__EXERCISE TASK__: Would you transcribe all of the data exactly, down to the last character?

Entries taken from a collection
################
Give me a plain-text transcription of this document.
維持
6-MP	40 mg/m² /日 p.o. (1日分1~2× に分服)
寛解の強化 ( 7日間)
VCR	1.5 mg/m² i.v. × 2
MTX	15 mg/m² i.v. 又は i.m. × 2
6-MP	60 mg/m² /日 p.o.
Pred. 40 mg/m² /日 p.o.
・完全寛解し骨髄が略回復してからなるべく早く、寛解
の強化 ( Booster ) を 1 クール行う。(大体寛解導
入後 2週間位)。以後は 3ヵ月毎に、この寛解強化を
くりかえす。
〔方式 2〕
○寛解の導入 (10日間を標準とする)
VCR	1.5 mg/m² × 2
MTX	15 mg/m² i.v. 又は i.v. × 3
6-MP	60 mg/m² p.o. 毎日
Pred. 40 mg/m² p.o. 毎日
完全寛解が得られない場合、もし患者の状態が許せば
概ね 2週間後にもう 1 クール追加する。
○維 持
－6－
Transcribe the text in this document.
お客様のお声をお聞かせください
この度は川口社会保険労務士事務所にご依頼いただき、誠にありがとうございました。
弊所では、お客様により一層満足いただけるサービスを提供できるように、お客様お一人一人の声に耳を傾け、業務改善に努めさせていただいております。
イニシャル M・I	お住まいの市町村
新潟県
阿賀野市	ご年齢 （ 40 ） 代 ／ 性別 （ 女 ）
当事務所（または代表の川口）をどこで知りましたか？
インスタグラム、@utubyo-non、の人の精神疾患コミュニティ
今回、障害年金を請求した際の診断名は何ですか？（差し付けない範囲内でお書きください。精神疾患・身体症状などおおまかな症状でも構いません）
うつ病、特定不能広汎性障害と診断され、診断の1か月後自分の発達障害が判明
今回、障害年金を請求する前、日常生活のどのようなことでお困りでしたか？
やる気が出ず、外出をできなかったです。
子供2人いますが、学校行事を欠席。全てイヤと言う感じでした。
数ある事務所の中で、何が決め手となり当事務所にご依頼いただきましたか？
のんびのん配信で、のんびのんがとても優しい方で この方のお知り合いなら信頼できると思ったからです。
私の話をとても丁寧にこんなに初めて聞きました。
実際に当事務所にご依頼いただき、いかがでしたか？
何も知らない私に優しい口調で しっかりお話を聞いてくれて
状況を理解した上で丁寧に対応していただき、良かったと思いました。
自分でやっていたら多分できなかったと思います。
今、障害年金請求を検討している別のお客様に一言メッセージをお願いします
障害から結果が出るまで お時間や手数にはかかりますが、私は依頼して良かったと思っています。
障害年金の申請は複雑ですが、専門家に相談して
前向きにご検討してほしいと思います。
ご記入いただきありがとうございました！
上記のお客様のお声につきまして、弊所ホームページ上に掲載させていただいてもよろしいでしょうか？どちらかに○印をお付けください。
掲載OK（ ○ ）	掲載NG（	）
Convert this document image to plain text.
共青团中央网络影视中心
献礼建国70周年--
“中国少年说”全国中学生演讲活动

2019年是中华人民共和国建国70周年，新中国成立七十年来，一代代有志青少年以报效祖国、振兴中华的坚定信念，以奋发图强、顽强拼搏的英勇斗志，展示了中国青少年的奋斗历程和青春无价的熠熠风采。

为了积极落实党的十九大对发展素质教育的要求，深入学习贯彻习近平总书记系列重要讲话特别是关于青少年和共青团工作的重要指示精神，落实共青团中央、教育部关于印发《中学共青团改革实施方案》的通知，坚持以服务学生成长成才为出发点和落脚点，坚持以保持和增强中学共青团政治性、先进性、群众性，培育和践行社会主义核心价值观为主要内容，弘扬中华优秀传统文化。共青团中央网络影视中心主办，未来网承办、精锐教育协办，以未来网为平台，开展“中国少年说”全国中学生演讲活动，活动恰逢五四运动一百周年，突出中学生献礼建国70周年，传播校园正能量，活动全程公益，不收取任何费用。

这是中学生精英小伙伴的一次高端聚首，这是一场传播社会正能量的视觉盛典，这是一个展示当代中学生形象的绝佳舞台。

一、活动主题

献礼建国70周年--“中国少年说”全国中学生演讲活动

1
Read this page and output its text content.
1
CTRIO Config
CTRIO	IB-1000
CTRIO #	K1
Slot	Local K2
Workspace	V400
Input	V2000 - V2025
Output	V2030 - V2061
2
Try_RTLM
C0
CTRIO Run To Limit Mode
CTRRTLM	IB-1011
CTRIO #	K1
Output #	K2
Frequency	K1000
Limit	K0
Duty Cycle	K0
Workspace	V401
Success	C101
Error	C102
################
__ANSWER FOR THE TASK__:
Give me a plain-text transcription of this document.
維持
6-MP	40 mg/m² /日 p.o. (1日分1~2× に分服)
寛解の強化 ( 7日間)
VCR	1.5 mg/m² i.v. × 2
MTX	15 mg/m² i.v. 又は i.m. × 2
6-MP	60 mg/m² /日 p.o.
Pred. 40 mg/m² /日 p.o.
・完全寛解し骨髄が略回復してからなるべく早く、寛解
の強化 ( Booster ) を 1 クール行う。(大体寛解導
入後 2週間位)。以後は 3ヵ月毎に、この寛解強化を
くりかえす。
〔方式 2〕
○寛解の導入 (10日間を標準とする)
VCR	1.5 mg/m² × 2
MTX	15 mg/m² i.v. 又は i.v. × 3
6-MP	60 mg/m² p.o. 毎日
Pred. 40 mg/m² p.o. 毎日
完全寛解が得られない場合、もし患者の状態が許せば
概ね 2週間後にもう 1 クール追加する。
○維 持
－6－
Transcribe the text in this document.
お客様のお声をお聞かせください
この度は川口社会保険労務士事務所にご依頼いただき、誠にありがとうございました。
弊所では、お客様により一層満足いただけるサービスを提供できるように、お客様お一人一人の声に耳を傾け、業務改善に努めさせていただいております。
イニシャル M・I	お住まいの市町村
新潟県
阿賀野市	ご年齢 （ 40 ） 代 ／ 性別 （ 女 ）
当事務所（または代表の川口）をどこで知りましたか？
インスタグラム、@utubyo-non、の人の精神疾患コミュニティ
今回、障害年金を請求した際の診断名は何ですか？（差し付けない範囲内でお書きください。精神疾患・身体症状などおおまかな症状でも構いません）
うつ病、特定不能広汎性障害と診断され、診断の1か月後自分の発達障害が判明
今回、障害年金を請求する前、日常生活のどのようなことでお困りでしたか？
やる気が出ず、外出をできなかったです。
子供2人いますが、学校行事を欠席。全てイヤと言う感じでした。
数ある事務所の中で、何が決め手となり当事務所にご依頼いただきましたか？
のんびのん配信で、のんびのんがとても優しい方で この方のお知り合いなら信頼できると思ったからです。
私の話をとても丁寧にこんなに初めて聞きました。
実際に当事務所にご依頼いただき、いかがでしたか？
何も知らない私に優しい口調で しっかりお話を聞いてくれて
状況を理解した上で丁寧に対応していただき、良かったと思いました。
自分でやっていたら多分できなかったと思います。
今、障害年金請求を検討している別のお客様に一言メッセージをお願いします
障害から結果が出るまで お時間や手数にはかかりますが、私は依頼して良かったと思っています。
障害年金の申請は複雑ですが、専門家に相談して
前向きにご検討してほしいと思います。
ご記入いただきありがとうございました！
上記のお客様のお声につきまして、弊所ホームページ上に掲載させていただいてもよろしいでしょうか？どちらかに○印をお付けください。
掲載OK（ ○ ）	掲載NG（	）
Convert this document image to plain text.
共青团中央网络影视中心
献礼建国70周年--
“中国少年说”全国中学生演讲活动

2019年是中华人民共和国建国70周年，新中国成立七十年来，一代代有志青少年以报效祖国、振兴中华的坚定信念，以奋发图强、顽强拼搏的英勇斗志，展示了中国青少年的奋斗历程和青春无价的熠熠风采。

为了积极落实党的十九大对发展素质教育的要求，深入学习贯彻习近平总书记系列重要讲话特别是关于青少年和共青团工作的重要指示精神，落实共青团中央、教育部关于印发《中学共青团改革实施方案》的通知，坚持以服务学生成长成才为出发点和落脚点，坚持以保持和增强中学共青团政治性、先进性、群众性，培育和践行社会主义核心价值观为主要内容，弘扬中华优秀传统文化。共青团中央网络影视中心主办，未来网承办、精锐教育协办，以未来网为平台，开展“中国少年说”全国中学生演讲活动，活动恰逢五四运动一百周年，突出中学生献礼建国70周年，传播校园正能量，活动全程公益，不收取任何费用。

这是中学生精英小伙伴的一次高端聚首，这是一场传播社会正能量的视觉盛典，这是一个展示当代中学生形象的绝佳舞台。

一、活动主题

献礼建国70周年--“中国少年说”全国中学生演讲活动

1
Read this page and output its text content.
1
CTRIO Config
CTRIO	IB-1000
CTRIO #	K1
Slot	Local K2
Workspace	V400
Input	V2000 - V2025
Output	V2030 - V2061
2
Try_RTLM
C0
CTRIO Run To Limit Mode
CTRRTLM	IB-1011
CTRIO #	K1
Output #	K2
Frequency	K1000
Limit	K0
Duty Cycle	K0
Workspace	V401
Success	C101
Error	C102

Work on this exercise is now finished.